* begin RECORDED DATA *
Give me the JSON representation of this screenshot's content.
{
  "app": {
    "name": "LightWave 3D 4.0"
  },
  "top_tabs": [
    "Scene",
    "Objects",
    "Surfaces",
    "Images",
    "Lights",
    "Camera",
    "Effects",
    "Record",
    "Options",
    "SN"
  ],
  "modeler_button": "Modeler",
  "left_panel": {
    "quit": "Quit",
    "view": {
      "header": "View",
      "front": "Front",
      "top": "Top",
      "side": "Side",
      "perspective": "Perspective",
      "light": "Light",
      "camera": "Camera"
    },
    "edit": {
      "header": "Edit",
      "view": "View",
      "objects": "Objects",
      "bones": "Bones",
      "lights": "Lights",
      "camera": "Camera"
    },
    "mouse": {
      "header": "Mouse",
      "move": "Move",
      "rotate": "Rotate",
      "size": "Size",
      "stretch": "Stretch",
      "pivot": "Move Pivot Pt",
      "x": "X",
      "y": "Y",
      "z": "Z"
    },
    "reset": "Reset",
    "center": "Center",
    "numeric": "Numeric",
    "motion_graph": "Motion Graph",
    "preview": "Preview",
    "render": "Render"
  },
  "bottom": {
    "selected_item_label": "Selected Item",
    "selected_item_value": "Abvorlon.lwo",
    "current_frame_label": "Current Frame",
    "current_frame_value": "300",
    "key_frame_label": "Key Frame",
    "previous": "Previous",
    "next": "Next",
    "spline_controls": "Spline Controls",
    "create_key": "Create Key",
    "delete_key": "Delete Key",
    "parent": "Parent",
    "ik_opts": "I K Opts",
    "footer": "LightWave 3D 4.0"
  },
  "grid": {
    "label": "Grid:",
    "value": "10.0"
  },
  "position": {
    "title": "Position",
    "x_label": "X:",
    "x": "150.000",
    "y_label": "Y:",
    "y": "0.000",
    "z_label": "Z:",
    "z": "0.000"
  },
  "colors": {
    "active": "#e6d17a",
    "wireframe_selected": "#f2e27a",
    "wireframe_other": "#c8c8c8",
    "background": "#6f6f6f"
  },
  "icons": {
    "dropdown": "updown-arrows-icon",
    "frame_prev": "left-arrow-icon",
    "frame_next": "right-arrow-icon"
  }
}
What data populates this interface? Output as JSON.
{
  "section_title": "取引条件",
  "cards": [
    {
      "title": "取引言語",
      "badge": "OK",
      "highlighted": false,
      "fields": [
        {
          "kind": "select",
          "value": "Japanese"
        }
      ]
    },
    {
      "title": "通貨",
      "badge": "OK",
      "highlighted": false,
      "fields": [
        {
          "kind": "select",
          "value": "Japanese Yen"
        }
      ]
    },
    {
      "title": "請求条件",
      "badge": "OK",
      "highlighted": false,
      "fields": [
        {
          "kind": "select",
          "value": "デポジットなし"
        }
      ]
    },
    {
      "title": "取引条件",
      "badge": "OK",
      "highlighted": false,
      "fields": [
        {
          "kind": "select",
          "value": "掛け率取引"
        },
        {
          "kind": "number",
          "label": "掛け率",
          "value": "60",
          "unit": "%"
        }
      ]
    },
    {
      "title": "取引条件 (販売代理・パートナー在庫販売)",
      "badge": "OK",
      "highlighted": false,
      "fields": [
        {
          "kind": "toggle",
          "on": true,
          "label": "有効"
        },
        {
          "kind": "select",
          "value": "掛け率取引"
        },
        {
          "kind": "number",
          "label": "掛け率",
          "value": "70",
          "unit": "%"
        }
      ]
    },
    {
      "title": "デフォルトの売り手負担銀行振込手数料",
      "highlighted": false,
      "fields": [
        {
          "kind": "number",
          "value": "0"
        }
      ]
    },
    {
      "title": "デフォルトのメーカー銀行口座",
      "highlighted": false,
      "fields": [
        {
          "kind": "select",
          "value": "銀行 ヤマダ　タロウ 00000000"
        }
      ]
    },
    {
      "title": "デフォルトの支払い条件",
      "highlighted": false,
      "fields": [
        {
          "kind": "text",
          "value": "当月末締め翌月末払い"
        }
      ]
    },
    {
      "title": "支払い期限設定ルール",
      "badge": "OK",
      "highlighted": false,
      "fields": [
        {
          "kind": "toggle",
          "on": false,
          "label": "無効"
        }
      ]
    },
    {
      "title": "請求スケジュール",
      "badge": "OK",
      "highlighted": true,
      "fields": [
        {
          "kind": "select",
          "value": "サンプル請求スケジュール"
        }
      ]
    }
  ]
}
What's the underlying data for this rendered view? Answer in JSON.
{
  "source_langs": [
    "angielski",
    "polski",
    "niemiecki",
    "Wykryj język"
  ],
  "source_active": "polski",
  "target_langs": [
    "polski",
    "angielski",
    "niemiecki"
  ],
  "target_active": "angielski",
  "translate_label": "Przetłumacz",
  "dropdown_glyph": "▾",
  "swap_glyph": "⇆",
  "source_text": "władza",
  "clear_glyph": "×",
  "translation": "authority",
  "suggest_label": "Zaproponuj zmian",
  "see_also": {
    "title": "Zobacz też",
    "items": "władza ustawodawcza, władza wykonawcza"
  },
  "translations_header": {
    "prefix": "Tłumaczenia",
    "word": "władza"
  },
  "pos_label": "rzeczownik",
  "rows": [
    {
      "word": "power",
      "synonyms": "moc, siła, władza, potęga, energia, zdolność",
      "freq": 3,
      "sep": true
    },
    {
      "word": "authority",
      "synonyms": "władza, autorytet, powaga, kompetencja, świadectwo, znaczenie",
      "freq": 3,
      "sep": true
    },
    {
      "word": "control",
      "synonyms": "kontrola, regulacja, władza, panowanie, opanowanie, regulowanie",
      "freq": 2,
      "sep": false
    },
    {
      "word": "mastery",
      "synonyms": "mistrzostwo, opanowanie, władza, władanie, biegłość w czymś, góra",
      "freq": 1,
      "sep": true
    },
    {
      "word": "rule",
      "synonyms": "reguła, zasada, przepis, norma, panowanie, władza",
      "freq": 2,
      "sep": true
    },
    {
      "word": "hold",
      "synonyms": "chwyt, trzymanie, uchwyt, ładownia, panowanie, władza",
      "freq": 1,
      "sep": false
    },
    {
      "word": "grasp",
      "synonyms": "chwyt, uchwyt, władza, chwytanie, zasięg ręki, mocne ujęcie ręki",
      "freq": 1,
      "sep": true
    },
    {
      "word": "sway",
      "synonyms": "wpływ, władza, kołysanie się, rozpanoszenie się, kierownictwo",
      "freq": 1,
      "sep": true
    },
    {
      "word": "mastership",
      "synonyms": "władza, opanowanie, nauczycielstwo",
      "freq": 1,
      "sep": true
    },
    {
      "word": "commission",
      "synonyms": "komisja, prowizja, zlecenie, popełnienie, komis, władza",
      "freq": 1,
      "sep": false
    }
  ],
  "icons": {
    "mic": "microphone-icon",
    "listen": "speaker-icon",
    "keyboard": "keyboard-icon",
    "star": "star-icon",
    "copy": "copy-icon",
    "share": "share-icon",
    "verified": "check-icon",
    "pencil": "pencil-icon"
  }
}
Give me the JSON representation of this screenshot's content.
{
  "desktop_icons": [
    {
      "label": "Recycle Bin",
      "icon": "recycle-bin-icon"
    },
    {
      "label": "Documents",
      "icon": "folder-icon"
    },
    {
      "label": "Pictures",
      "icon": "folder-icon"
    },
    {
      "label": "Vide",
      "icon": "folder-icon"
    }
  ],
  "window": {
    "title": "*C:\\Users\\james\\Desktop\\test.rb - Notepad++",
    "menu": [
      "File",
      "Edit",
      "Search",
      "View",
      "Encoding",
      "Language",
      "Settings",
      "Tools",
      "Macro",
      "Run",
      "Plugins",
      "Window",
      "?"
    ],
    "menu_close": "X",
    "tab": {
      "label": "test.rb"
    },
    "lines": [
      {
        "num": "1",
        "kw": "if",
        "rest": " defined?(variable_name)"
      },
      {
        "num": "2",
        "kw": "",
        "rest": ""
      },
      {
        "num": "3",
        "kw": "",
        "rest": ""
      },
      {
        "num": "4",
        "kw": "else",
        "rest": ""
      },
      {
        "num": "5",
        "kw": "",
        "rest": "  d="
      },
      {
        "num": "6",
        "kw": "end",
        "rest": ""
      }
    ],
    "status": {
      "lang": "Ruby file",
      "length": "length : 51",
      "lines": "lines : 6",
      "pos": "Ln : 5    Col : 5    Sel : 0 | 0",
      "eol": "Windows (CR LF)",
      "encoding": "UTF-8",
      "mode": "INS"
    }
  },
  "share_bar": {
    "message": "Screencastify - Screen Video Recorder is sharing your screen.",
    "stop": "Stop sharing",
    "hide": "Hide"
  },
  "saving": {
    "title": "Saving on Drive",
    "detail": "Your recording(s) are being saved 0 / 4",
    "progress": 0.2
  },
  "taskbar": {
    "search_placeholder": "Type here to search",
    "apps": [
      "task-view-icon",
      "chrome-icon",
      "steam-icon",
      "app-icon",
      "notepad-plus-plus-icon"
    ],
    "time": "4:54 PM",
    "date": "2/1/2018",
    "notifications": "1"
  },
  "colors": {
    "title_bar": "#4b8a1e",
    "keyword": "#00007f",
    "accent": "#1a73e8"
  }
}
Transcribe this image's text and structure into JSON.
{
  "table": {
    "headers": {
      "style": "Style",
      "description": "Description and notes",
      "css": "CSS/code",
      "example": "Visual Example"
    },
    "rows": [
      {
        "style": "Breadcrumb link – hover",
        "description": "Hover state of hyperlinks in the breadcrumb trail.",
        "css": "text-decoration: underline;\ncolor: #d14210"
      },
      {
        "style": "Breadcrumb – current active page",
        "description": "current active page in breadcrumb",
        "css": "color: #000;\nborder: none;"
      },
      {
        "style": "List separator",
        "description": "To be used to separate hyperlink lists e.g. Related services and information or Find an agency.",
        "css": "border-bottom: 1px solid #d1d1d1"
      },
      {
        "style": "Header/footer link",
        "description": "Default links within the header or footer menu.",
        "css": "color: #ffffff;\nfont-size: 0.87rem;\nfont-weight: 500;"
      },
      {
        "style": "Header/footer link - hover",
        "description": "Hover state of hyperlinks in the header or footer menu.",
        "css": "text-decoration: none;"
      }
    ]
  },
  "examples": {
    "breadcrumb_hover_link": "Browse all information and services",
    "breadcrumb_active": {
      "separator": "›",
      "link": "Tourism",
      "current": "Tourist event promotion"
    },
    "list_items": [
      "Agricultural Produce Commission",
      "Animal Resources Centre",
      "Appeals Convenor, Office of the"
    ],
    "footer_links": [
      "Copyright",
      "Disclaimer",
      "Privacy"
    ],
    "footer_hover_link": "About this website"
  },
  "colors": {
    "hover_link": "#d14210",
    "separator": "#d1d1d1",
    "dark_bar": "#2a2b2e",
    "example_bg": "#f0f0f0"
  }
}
* end RECORDED DATA *
** REQUIREMENTS **
Extract lines where the string "uchwyt" occurs.

** ANSWER **
      "synonyms": "chwyt, trzymanie, uchwyt, ładownia, panowanie, władza",
      "synonyms": "chwyt, uchwyt, władza, chwytanie, zasięg ręki, mocne ujęcie ręki",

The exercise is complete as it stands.